--- Begin Supplied material ---

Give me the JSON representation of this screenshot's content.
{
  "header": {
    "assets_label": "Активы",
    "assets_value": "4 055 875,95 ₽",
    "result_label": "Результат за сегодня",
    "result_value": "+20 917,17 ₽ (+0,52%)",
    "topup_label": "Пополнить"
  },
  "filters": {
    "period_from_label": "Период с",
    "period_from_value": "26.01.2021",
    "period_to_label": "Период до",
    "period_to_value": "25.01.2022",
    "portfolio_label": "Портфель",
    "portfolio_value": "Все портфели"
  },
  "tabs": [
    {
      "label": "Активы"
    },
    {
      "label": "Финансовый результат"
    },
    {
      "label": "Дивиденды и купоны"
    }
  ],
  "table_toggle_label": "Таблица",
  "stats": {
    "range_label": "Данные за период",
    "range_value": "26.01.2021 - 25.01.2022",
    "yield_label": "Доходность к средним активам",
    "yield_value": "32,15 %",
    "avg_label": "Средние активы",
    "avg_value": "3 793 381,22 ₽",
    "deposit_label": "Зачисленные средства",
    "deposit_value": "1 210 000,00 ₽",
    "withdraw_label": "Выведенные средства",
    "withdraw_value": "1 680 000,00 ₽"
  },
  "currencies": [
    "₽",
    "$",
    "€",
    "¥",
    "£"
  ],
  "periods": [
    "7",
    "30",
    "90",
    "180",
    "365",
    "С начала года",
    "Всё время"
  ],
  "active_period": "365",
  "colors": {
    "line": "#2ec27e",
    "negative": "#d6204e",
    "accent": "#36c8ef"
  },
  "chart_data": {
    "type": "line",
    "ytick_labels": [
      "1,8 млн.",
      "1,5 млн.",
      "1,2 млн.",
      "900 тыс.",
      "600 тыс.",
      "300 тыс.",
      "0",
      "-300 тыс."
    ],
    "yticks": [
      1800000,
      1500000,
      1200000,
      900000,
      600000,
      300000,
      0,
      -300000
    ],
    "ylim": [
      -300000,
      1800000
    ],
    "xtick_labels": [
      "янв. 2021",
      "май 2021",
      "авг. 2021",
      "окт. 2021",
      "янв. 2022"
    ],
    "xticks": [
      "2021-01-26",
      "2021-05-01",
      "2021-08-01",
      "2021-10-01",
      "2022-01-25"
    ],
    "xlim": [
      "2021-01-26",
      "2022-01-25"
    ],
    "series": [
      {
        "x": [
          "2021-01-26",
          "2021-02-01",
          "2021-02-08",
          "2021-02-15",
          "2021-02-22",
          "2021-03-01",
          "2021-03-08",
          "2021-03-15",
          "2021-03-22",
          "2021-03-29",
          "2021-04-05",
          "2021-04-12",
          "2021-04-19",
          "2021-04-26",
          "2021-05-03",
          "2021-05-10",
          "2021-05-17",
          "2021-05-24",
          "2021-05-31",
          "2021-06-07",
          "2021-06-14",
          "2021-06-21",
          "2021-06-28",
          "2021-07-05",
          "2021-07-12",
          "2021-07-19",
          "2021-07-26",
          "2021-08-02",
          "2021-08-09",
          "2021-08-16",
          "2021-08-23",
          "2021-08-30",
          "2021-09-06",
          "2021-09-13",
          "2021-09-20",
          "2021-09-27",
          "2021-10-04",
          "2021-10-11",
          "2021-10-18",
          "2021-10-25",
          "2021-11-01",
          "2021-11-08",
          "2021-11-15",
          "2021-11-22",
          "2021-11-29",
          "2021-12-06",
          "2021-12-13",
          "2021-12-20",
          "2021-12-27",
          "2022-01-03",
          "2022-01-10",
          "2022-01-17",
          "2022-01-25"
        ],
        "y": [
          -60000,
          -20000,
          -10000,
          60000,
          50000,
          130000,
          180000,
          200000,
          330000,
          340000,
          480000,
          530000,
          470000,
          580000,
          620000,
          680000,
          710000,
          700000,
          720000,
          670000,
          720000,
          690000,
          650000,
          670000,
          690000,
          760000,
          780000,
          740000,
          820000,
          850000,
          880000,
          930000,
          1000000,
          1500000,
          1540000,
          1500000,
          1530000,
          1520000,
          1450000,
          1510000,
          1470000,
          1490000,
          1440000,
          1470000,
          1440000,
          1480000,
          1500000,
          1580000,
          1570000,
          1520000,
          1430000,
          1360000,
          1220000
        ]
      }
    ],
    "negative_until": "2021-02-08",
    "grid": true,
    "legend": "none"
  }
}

--- End Supplied material ---
--- Begin Supplied material ---

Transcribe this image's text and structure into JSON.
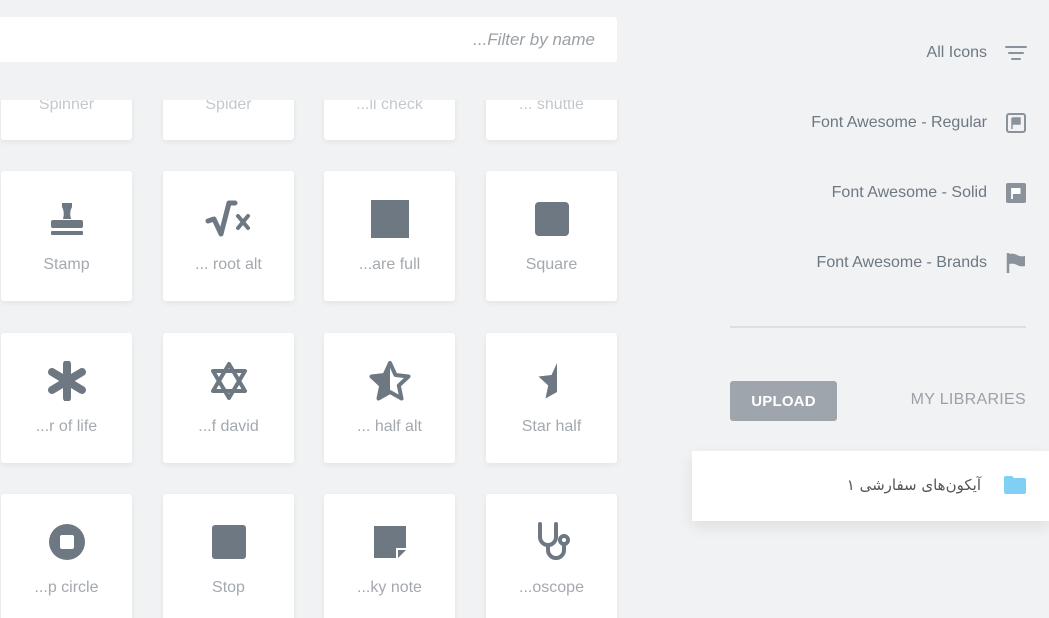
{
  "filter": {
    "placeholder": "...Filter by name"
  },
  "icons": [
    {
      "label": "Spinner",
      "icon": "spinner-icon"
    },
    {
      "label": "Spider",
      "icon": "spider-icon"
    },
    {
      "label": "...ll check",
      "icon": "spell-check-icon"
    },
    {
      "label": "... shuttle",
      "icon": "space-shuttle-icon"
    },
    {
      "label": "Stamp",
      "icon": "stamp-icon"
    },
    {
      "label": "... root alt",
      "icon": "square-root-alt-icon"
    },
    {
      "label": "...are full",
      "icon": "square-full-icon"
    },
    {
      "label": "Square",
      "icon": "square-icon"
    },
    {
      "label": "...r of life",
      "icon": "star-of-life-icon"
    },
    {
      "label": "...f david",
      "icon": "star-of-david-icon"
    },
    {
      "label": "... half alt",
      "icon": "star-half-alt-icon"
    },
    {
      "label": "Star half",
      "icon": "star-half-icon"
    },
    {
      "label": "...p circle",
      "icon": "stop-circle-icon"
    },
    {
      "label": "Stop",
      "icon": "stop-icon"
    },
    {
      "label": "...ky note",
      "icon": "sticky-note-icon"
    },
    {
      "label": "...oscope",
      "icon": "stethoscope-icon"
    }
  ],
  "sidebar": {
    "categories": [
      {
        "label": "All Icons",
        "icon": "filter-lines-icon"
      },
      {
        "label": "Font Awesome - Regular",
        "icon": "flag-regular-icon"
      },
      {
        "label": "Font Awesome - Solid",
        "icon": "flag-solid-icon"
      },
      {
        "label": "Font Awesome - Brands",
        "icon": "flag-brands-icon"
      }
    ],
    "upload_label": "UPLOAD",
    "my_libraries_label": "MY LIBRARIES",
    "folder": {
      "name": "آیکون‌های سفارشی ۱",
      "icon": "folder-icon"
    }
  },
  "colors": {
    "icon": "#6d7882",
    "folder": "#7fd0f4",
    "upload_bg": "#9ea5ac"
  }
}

--- End Supplied material ---

- _Do this_: Out of the material above, select every line that holds the string "средства".

- _Written response_:
    "deposit_label": "Зачисленные средства",
    "withdraw_label": "Выведенные средства",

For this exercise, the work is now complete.